[Exercise aim]
Below you will find a set of lines. Repeat them all exactly.

(Excerpt from a dataset)

☆ ☆ ☆ ☆ ☆

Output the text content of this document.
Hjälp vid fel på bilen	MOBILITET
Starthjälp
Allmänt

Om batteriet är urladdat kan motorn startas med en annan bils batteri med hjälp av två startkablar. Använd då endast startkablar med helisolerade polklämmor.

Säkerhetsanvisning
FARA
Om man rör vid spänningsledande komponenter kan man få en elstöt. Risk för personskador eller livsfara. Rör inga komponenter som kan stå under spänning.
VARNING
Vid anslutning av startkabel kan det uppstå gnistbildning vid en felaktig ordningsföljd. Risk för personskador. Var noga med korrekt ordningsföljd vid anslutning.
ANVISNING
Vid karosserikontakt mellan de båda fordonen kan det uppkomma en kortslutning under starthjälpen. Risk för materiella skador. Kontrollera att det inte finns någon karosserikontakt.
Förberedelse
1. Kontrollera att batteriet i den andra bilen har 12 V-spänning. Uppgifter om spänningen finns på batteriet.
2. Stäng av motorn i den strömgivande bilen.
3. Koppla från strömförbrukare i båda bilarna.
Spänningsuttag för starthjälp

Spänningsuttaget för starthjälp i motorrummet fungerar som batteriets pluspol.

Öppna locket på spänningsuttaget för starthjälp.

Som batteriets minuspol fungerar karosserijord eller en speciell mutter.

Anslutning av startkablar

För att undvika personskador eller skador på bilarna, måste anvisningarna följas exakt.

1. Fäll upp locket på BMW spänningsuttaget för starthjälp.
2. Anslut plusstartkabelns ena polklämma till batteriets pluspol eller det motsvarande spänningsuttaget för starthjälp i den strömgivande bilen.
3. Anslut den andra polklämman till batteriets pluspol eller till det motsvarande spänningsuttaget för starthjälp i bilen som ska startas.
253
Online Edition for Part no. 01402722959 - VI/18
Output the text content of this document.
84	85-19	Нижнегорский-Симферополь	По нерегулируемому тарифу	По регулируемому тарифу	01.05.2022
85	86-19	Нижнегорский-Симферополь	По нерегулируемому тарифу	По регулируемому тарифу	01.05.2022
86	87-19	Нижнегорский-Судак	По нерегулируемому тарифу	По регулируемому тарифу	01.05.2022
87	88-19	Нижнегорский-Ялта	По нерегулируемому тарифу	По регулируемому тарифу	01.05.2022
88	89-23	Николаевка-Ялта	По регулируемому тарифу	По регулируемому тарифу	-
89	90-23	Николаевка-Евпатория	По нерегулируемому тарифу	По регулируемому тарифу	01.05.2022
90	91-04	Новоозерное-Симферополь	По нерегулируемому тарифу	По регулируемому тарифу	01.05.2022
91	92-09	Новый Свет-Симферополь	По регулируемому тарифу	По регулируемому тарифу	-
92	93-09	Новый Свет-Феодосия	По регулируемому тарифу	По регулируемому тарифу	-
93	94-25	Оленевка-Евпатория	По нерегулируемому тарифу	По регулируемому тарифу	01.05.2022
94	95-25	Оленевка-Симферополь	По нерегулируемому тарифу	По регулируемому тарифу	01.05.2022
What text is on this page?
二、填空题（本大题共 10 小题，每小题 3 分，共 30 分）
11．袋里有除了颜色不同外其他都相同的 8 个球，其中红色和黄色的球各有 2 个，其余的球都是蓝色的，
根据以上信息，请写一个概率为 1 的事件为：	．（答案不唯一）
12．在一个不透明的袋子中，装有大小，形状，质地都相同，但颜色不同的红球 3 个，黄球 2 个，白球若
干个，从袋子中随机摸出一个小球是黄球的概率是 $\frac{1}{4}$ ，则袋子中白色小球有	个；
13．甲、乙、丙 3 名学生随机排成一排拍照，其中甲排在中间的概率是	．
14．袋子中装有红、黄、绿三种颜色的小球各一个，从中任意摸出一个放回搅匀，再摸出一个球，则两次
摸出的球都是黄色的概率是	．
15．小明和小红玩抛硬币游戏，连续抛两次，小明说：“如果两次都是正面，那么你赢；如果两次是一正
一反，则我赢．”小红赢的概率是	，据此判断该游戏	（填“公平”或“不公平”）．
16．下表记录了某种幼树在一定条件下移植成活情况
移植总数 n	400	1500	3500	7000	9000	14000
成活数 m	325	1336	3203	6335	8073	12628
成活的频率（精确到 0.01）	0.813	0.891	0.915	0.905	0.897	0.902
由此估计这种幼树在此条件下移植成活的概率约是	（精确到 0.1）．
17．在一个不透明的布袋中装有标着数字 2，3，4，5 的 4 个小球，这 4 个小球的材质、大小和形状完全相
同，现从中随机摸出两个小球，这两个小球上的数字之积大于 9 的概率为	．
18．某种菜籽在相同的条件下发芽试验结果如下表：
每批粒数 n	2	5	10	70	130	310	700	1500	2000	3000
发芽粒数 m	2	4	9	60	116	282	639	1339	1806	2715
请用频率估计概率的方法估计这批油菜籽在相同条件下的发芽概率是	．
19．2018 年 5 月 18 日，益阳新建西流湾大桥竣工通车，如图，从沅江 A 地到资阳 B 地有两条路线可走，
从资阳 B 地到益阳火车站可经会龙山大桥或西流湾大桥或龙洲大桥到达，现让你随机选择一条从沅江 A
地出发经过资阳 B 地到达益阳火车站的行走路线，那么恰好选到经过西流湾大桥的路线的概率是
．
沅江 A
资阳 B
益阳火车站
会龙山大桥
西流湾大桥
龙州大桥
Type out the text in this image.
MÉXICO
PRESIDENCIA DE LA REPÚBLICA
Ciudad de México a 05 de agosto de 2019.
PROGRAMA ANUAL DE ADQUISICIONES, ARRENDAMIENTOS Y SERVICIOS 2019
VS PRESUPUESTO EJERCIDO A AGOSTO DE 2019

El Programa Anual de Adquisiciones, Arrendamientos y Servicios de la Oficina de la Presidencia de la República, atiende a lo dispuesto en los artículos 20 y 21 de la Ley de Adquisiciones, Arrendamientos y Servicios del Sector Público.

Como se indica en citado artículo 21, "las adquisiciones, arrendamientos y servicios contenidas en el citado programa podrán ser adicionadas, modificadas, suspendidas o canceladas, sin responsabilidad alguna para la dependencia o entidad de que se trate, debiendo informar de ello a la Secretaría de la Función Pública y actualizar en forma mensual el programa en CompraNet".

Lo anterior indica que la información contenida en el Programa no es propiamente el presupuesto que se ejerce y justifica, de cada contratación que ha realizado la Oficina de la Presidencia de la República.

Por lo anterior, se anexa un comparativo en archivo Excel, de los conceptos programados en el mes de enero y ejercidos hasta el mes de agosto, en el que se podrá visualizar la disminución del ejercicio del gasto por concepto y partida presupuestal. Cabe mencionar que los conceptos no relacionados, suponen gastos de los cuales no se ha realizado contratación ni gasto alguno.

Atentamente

☆ ☆ ☆ ☆ ☆

[Reply to the exercise]
Output the text content of this document.
Hjälp vid fel på bilen	MOBILITET
Starthjälp
Allmänt

Om batteriet är urladdat kan motorn startas med en annan bils batteri med hjälp av två startkablar. Använd då endast startkablar med helisolerade polklämmor.

Säkerhetsanvisning
FARA
Om man rör vid spänningsledande komponenter kan man få en elstöt. Risk för personskador eller livsfara. Rör inga komponenter som kan stå under spänning.
VARNING
Vid anslutning av startkabel kan det uppstå gnistbildning vid en felaktig ordningsföljd. Risk för personskador. Var noga med korrekt ordningsföljd vid anslutning.
ANVISNING
Vid karosserikontakt mellan de båda fordonen kan det uppkomma en kortslutning under starthjälpen. Risk för materiella skador. Kontrollera att det inte finns någon karosserikontakt.
Förberedelse
1. Kontrollera att batteriet i den andra bilen har 12 V-spänning. Uppgifter om spänningen finns på batteriet.
2. Stäng av motorn i den strömgivande bilen.
3. Koppla från strömförbrukare i båda bilarna.
Spänningsuttag för starthjälp

Spänningsuttaget för starthjälp i motorrummet fungerar som batteriets pluspol.

Öppna locket på spänningsuttaget för starthjälp.

Som batteriets minuspol fungerar karosserijord eller en speciell mutter.

Anslutning av startkablar

För att undvika personskador eller skador på bilarna, måste anvisningarna följas exakt.

1. Fäll upp locket på BMW spänningsuttaget för starthjälp.
2. Anslut plusstartkabelns ena polklämma till batteriets pluspol eller det motsvarande spänningsuttaget för starthjälp i den strömgivande bilen.
3. Anslut den andra polklämman till batteriets pluspol eller till det motsvarande spänningsuttaget för starthjälp i bilen som ska startas.
253
Online Edition for Part no. 01402722959 - VI/18
Output the text content of this document.
84	85-19	Нижнегорский-Симферополь	По нерегулируемому тарифу	По регулируемому тарифу	01.05.2022
85	86-19	Нижнегорский-Симферополь	По нерегулируемому тарифу	По регулируемому тарифу	01.05.2022
86	87-19	Нижнегорский-Судак	По нерегулируемому тарифу	По регулируемому тарифу	01.05.2022
87	88-19	Нижнегорский-Ялта	По нерегулируемому тарифу	По регулируемому тарифу	01.05.2022
88	89-23	Николаевка-Ялта	По регулируемому тарифу	По регулируемому тарифу	-
89	90-23	Николаевка-Евпатория	По нерегулируемому тарифу	По регулируемому тарифу	01.05.2022
90	91-04	Новоозерное-Симферополь	По нерегулируемому тарифу	По регулируемому тарифу	01.05.2022
91	92-09	Новый Свет-Симферополь	По регулируемому тарифу	По регулируемому тарифу	-
92	93-09	Новый Свет-Феодосия	По регулируемому тарифу	По регулируемому тарифу	-
93	94-25	Оленевка-Евпатория	По нерегулируемому тарифу	По регулируемому тарифу	01.05.2022
94	95-25	Оленевка-Симферополь	По нерегулируемому тарифу	По регулируемому тарифу	01.05.2022
What text is on this page?
二、填空题（本大题共 10 小题，每小题 3 分，共 30 分）
11．袋里有除了颜色不同外其他都相同的 8 个球，其中红色和黄色的球各有 2 个，其余的球都是蓝色的，
根据以上信息，请写一个概率为 1 的事件为：	．（答案不唯一）
12．在一个不透明的袋子中，装有大小，形状，质地都相同，但颜色不同的红球 3 个，黄球 2 个，白球若
干个，从袋子中随机摸出一个小球是黄球的概率是 $\frac{1}{4}$ ，则袋子中白色小球有	个；
13．甲、乙、丙 3 名学生随机排成一排拍照，其中甲排在中间的概率是	．
14．袋子中装有红、黄、绿三种颜色的小球各一个，从中任意摸出一个放回搅匀，再摸出一个球，则两次
摸出的球都是黄色的概率是	．
15．小明和小红玩抛硬币游戏，连续抛两次，小明说：“如果两次都是正面，那么你赢；如果两次是一正
一反，则我赢．”小红赢的概率是	，据此判断该游戏	（填“公平”或“不公平”）．
16．下表记录了某种幼树在一定条件下移植成活情况
移植总数 n	400	1500	3500	7000	9000	14000
成活数 m	325	1336	3203	6335	8073	12628
成活的频率（精确到 0.01）	0.813	0.891	0.915	0.905	0.897	0.902
由此估计这种幼树在此条件下移植成活的概率约是	（精确到 0.1）．
17．在一个不透明的布袋中装有标着数字 2，3，4，5 的 4 个小球，这 4 个小球的材质、大小和形状完全相
同，现从中随机摸出两个小球，这两个小球上的数字之积大于 9 的概率为	．
18．某种菜籽在相同的条件下发芽试验结果如下表：
每批粒数 n	2	5	10	70	130	310	700	1500	2000	3000
发芽粒数 m	2	4	9	60	116	282	639	1339	1806	2715
请用频率估计概率的方法估计这批油菜籽在相同条件下的发芽概率是	．
19．2018 年 5 月 18 日，益阳新建西流湾大桥竣工通车，如图，从沅江 A 地到资阳 B 地有两条路线可走，
从资阳 B 地到益阳火车站可经会龙山大桥或西流湾大桥或龙洲大桥到达，现让你随机选择一条从沅江 A
地出发经过资阳 B 地到达益阳火车站的行走路线，那么恰好选到经过西流湾大桥的路线的概率是
．
沅江 A
资阳 B
益阳火车站
会龙山大桥
西流湾大桥
龙州大桥
Type out the text in this image.
MÉXICO
PRESIDENCIA DE LA REPÚBLICA
Ciudad de México a 05 de agosto de 2019.
PROGRAMA ANUAL DE ADQUISICIONES, ARRENDAMIENTOS Y SERVICIOS 2019
VS PRESUPUESTO EJERCIDO A AGOSTO DE 2019

El Programa Anual de Adquisiciones, Arrendamientos y Servicios de la Oficina de la Presidencia de la República, atiende a lo dispuesto en los artículos 20 y 21 de la Ley de Adquisiciones, Arrendamientos y Servicios del Sector Público.

Como se indica en citado artículo 21, "las adquisiciones, arrendamientos y servicios contenidas en el citado programa podrán ser adicionadas, modificadas, suspendidas o canceladas, sin responsabilidad alguna para la dependencia o entidad de que se trate, debiendo informar de ello a la Secretaría de la Función Pública y actualizar en forma mensual el programa en CompraNet".

Lo anterior indica que la información contenida en el Programa no es propiamente el presupuesto que se ejerce y justifica, de cada contratación que ha realizado la Oficina de la Presidencia de la República.

Por lo anterior, se anexa un comparativo en archivo Excel, de los conceptos programados en el mes de enero y ejercidos hasta el mes de agosto, en el que se podrá visualizar la disminución del ejercicio del gasto por concepto y partida presupuestal. Cabe mencionar que los conceptos no relacionados, suponen gastos de los cuales no se ha realizado contratación ni gasto alguno.

Atentamente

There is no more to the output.